Data entries

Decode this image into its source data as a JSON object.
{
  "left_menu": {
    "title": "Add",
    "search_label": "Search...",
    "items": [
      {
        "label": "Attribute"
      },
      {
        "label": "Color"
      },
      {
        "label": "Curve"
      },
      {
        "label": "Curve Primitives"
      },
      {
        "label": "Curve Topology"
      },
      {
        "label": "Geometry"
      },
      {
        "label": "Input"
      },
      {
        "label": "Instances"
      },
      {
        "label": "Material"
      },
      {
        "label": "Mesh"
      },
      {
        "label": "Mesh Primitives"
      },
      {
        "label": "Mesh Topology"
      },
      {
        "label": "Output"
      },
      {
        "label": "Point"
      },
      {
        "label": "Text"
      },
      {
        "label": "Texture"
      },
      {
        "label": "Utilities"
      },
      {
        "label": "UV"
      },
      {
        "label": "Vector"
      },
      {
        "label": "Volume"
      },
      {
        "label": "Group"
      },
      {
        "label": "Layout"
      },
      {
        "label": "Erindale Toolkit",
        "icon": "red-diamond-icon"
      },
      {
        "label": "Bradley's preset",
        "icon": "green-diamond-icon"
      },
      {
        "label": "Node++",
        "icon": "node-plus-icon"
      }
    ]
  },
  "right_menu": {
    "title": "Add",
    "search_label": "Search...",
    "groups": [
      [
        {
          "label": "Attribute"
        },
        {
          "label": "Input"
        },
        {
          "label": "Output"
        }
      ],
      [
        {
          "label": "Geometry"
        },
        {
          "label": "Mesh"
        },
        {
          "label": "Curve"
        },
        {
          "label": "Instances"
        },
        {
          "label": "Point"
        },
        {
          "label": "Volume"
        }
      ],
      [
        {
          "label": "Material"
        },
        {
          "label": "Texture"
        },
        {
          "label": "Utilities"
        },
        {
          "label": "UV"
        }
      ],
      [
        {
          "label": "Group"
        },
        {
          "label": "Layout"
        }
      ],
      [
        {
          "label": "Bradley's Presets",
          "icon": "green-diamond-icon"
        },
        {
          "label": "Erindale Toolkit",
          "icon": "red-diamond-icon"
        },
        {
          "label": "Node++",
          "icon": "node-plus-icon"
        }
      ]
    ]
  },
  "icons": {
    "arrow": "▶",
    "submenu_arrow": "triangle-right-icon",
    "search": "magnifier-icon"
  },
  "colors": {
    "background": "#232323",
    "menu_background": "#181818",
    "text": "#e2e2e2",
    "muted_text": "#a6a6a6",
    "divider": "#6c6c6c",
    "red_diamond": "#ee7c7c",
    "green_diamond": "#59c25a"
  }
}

■ **STATED PROBLEM**:
Only the number is wanted: how many lines in the data include the string "Curve"?

■ **COMPLETE ANSWER**:
4